Pick out the lines below that include the string "ξανά".

start

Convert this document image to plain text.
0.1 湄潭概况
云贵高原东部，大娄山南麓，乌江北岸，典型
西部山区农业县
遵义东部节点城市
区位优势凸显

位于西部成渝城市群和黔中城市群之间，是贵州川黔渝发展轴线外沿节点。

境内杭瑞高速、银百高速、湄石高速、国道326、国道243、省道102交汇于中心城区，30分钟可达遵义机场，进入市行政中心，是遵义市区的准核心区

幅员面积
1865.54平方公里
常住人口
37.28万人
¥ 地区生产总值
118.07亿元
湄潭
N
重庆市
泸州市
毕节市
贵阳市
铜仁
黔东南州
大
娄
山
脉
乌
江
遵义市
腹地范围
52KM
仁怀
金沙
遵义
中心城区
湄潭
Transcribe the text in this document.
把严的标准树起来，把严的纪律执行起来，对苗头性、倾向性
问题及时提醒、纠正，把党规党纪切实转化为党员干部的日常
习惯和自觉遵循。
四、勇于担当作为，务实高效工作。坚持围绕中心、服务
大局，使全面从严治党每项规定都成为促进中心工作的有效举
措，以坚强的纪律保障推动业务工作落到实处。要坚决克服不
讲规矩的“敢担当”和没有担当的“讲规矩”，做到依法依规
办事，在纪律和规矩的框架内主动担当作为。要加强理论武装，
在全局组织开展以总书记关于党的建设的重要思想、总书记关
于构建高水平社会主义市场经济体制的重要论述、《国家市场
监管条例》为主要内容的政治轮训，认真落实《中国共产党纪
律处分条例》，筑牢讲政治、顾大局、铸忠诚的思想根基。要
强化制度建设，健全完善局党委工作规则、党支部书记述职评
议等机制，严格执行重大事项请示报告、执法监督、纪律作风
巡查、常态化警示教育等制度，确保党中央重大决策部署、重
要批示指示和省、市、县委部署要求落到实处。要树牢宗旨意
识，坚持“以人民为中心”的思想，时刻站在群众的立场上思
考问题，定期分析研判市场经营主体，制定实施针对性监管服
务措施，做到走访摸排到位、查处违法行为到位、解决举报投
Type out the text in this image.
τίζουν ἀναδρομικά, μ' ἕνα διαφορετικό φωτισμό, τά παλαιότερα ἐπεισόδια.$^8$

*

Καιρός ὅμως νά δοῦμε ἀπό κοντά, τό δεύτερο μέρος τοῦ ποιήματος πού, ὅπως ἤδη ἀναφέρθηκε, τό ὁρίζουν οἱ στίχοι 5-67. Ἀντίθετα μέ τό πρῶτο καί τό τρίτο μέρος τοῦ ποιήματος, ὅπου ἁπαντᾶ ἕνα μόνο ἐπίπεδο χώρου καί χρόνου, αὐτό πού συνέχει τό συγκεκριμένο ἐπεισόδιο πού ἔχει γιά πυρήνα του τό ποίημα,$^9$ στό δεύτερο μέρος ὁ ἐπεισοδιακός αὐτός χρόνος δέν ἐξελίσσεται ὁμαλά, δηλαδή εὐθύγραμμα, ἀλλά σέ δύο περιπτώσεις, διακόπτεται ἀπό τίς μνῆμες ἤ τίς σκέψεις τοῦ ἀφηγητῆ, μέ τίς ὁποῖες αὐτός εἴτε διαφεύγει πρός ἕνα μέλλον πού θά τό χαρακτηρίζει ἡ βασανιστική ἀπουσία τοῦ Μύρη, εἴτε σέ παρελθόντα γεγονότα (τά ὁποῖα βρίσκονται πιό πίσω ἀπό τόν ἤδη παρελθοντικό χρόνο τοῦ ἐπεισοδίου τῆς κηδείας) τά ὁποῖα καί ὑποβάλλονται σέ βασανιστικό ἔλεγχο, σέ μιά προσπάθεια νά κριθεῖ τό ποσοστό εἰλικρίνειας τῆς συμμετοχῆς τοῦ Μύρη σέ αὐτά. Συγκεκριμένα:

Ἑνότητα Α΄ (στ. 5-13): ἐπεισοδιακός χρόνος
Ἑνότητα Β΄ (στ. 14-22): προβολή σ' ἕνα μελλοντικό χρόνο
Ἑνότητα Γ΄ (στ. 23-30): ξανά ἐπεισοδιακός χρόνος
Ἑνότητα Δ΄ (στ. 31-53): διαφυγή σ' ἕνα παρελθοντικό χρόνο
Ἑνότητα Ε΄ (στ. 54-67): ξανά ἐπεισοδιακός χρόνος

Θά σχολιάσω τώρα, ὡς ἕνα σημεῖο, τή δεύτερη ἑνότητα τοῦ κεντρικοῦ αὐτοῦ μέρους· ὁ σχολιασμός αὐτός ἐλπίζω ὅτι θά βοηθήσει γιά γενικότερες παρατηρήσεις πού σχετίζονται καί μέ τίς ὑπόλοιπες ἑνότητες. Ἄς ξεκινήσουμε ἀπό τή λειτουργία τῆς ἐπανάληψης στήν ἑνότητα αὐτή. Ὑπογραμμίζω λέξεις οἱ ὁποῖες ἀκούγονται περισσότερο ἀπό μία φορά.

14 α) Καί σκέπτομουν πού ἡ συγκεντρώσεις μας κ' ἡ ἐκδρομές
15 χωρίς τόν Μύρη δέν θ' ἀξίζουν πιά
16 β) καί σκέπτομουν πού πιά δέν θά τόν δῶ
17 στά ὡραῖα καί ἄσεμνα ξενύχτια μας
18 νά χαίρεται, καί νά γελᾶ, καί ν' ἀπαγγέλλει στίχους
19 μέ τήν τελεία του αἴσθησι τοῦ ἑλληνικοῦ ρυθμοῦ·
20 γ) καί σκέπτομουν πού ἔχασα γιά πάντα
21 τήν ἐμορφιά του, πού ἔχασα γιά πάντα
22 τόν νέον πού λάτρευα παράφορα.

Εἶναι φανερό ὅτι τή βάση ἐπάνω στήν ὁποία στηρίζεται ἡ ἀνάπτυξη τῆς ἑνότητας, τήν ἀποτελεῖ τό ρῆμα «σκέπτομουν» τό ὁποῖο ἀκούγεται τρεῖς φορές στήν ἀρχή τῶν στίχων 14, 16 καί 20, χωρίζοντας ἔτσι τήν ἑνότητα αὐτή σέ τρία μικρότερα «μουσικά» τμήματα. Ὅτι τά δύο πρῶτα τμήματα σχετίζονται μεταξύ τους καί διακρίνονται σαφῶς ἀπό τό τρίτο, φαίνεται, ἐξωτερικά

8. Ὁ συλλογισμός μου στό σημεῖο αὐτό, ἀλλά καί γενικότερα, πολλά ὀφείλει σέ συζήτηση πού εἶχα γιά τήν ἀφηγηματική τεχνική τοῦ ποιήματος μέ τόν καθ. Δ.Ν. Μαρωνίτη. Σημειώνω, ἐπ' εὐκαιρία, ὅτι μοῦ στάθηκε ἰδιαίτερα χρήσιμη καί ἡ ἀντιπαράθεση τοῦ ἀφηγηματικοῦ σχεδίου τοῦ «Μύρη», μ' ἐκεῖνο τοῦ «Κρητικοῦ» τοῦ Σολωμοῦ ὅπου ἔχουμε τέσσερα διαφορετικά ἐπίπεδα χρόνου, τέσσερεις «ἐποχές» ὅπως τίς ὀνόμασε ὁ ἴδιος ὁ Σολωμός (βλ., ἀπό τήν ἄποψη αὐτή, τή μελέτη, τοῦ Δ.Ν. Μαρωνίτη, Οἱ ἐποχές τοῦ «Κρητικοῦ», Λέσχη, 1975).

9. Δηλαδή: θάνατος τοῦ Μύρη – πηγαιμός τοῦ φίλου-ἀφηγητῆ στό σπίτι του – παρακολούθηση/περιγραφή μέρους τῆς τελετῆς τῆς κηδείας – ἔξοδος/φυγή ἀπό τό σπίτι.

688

end

_Reply:_
Ἑνότητα Γ΄ (στ. 23-30): ξανά ἐπεισοδιακός χρόνος
Ἑνότητα Ε΄ (στ. 54-67): ξανά ἐπεισοδιακός χρόνος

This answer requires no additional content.